* [WHAT YOU SHOULD DO] Output the lines of the records from the one containing "Transcribe this image's" through the last, both ends included. Leave pictures out.

+-------+

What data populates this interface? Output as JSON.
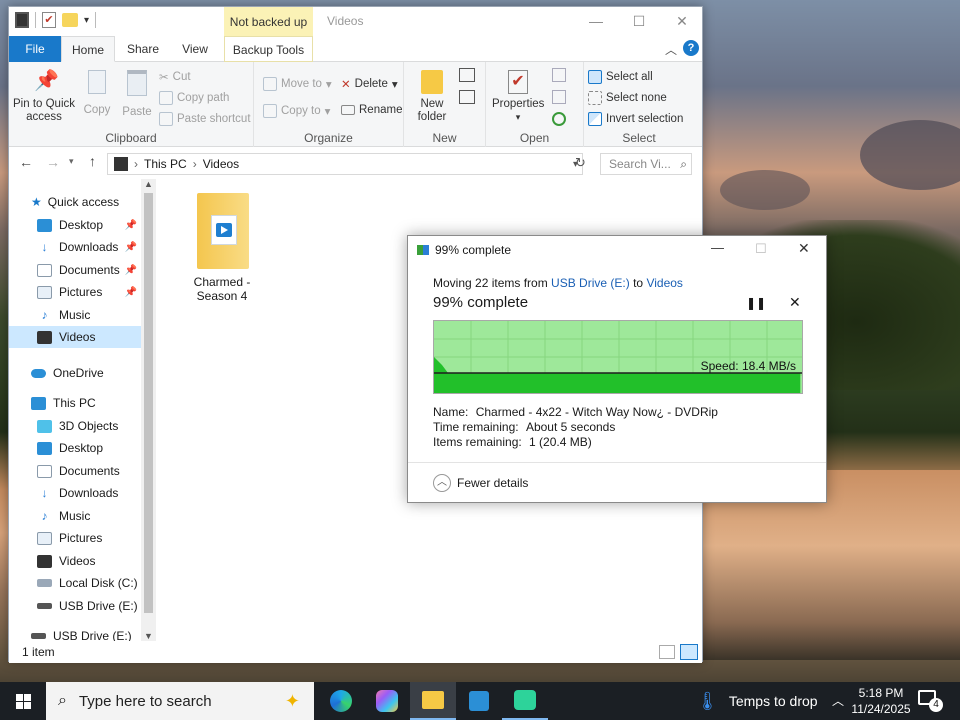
{
  "explorer": {
    "title": "Videos",
    "context_tab": "Not backed up",
    "tabs": [
      "File",
      "Home",
      "Share",
      "View",
      "Backup Tools"
    ],
    "ribbon": {
      "clipboard": {
        "label": "Clipboard",
        "pin": "Pin to Quick access",
        "copy": "Copy",
        "paste": "Paste",
        "cut": "Cut",
        "copy_path": "Copy path",
        "paste_shortcut": "Paste shortcut"
      },
      "organize": {
        "label": "Organize",
        "move_to": "Move to",
        "copy_to": "Copy to",
        "delete": "Delete",
        "rename": "Rename"
      },
      "new": {
        "label": "New",
        "new_folder": "New folder"
      },
      "open": {
        "label": "Open",
        "properties": "Properties"
      },
      "select": {
        "label": "Select",
        "select_all": "Select all",
        "select_none": "Select none",
        "invert": "Invert selection"
      }
    },
    "address": {
      "crumbs": [
        "This PC",
        "Videos"
      ],
      "search_placeholder": "Search Vi..."
    },
    "nav": {
      "quick_access": "Quick access",
      "quick_items": [
        "Desktop",
        "Downloads",
        "Documents",
        "Pictures",
        "Music",
        "Videos"
      ],
      "onedrive": "OneDrive",
      "this_pc": "This PC",
      "pc_items": [
        "3D Objects",
        "Desktop",
        "Documents",
        "Downloads",
        "Music",
        "Pictures",
        "Videos",
        "Local Disk (C:)",
        "USB Drive (E:)"
      ],
      "usb": "USB Drive (E:)"
    },
    "folder": {
      "name": "Charmed - Season 4"
    },
    "status": "1 item"
  },
  "dialog": {
    "title": "99% complete",
    "moving_prefix": "Moving 22 items from",
    "source": "USB Drive (E:)",
    "to": "to",
    "dest": "Videos",
    "headline": "99% complete",
    "speed": "Speed: 18.4 MB/s",
    "progress": 0.99,
    "name_label": "Name:",
    "name_value": "Charmed - 4x22 - Witch Way Now¿ - DVDRip",
    "time_label": "Time remaining:",
    "time_value": "About 5 seconds",
    "items_label": "Items remaining:",
    "items_value": "1 (20.4 MB)",
    "fewer_details": "Fewer details"
  },
  "taskbar": {
    "search_placeholder": "Type here to search",
    "weather": "Temps to drop",
    "time": "5:18 PM",
    "date": "11/24/2025",
    "notifications": "4"
  },
  "colors": {
    "accent": "#1979ca",
    "progress_fill": "#22c02a",
    "progress_bg": "#9ee89a",
    "selection": "#cce8ff"
  }
}
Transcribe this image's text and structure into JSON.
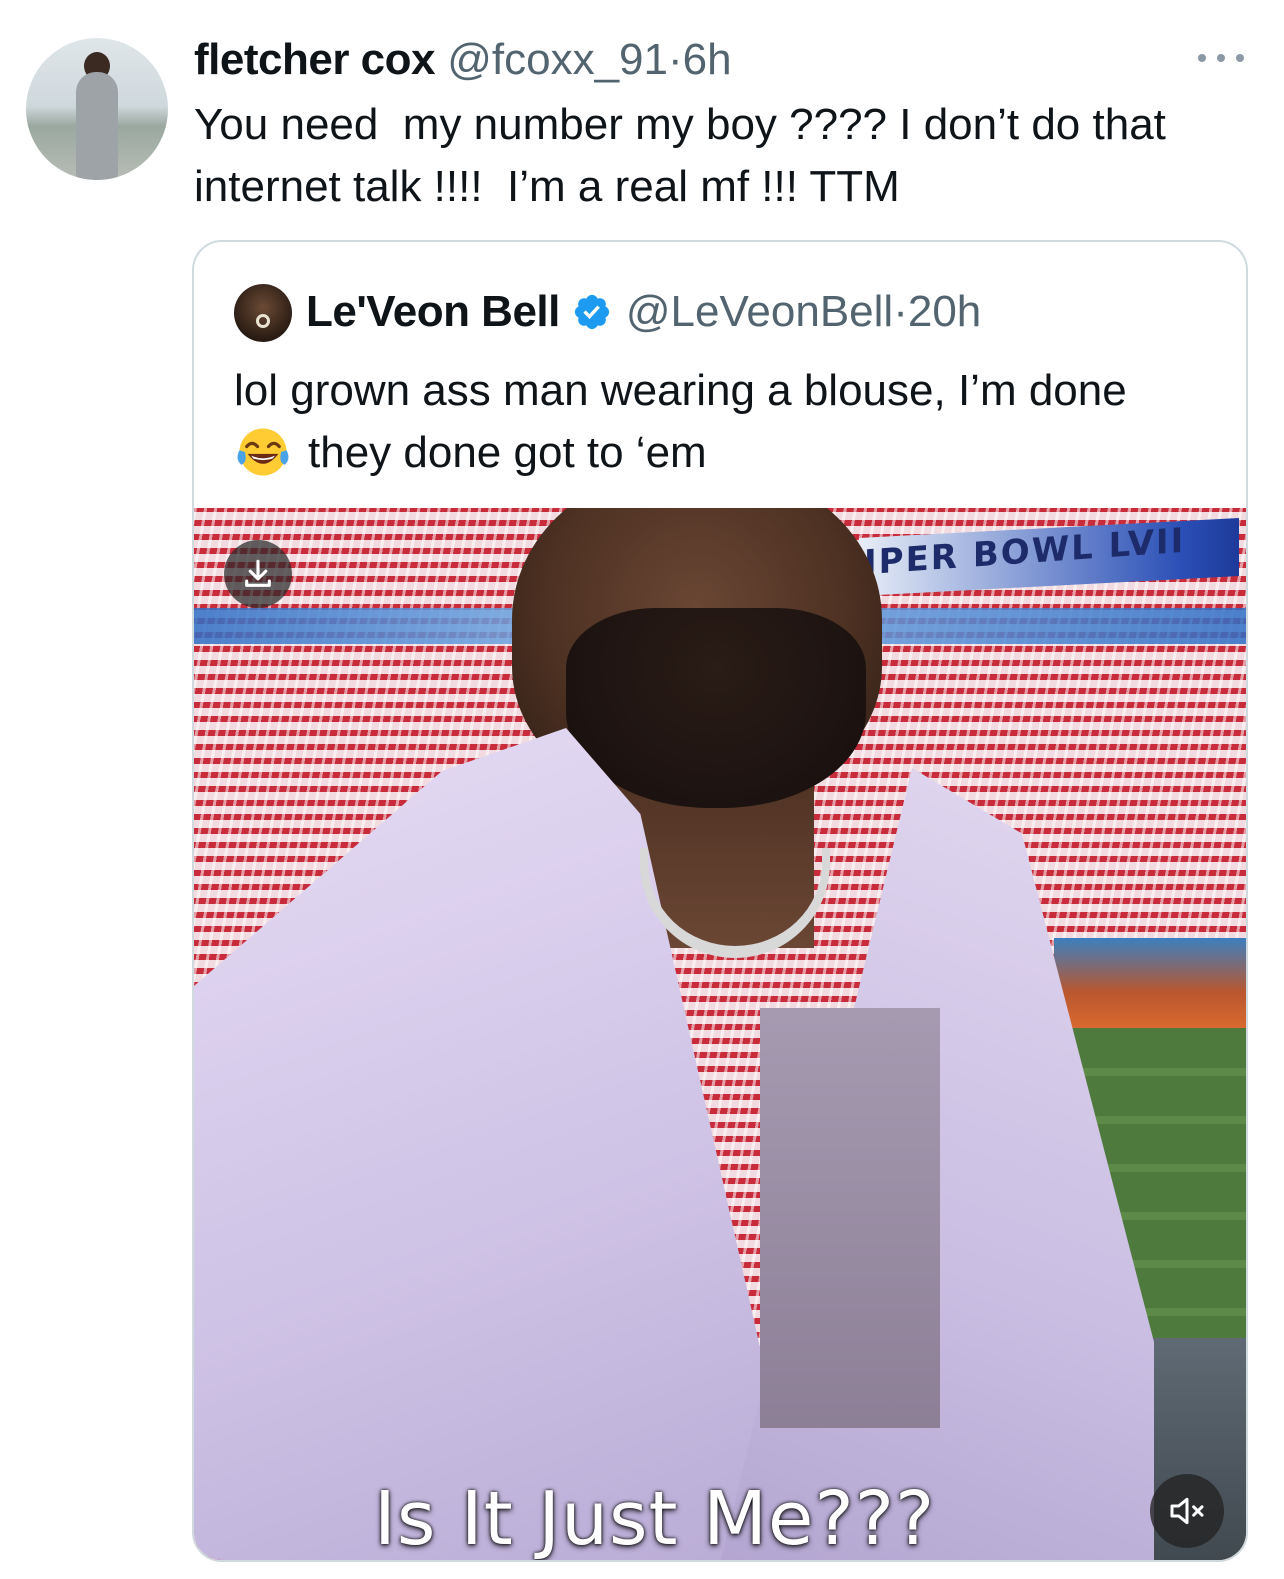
{
  "tweet": {
    "display_name": "fletcher cox",
    "handle": "@fcoxx_91",
    "separator": "·",
    "time": "6h",
    "text": "You need  my number my boy ???? I don’t do that internet talk !!!!  I’m a real mf !!! TTM",
    "more_icon": "ellipsis-icon"
  },
  "quoted": {
    "display_name": "Le'Veon Bell",
    "verified": true,
    "verified_color": "#1d9bf0",
    "handle": "@LeVeonBell",
    "separator": "·",
    "time": "20h",
    "text_line1": "lol grown ass man wearing a blouse, I’m done",
    "text_line2": "they done got to ‘em",
    "emoji": "face-with-tears-of-joy",
    "media": {
      "type": "video",
      "banner_text": "IPER BOWL LVII",
      "caption": "Is It Just Me???",
      "download_icon": "download-icon",
      "mute_icon": "speaker-muted-icon"
    }
  },
  "colors": {
    "primary_text": "#0f1419",
    "secondary_text": "#536471",
    "border": "#cfd9de",
    "verified": "#1d9bf0"
  }
}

+-------+

* [FINISHED EXERCISE]
Transcribe this image's text and structure into JSON.
{
  "tweet": {
    "display_name": "fletcher cox",
    "handle": "@fcoxx_91",
    "separator": "·",
    "time": "6h",
    "text": "You need  my number my boy ???? I don’t do that internet talk !!!!  I’m a real mf !!! TTM",
    "more_icon": "ellipsis-icon"
  },
  "quoted": {
    "display_name": "Le'Veon Bell",
    "verified": true,
    "verified_color": "#1d9bf0",
    "handle": "@LeVeonBell",
    "separator": "·",
    "time": "20h",
    "text_line1": "lol grown ass man wearing a blouse, I’m done",
    "text_line2": "they done got to ‘em",
    "emoji": "face-with-tears-of-joy",
    "media": {
      "type": "video",
      "banner_text": "IPER BOWL LVII",
      "caption": "Is It Just Me???",
      "download_icon": "download-icon",
      "mute_icon": "speaker-muted-icon"
    }
  },
  "colors": {
    "primary_text": "#0f1419",
    "secondary_text": "#536471",
    "border": "#cfd9de",
    "verified": "#1d9bf0"
  }
}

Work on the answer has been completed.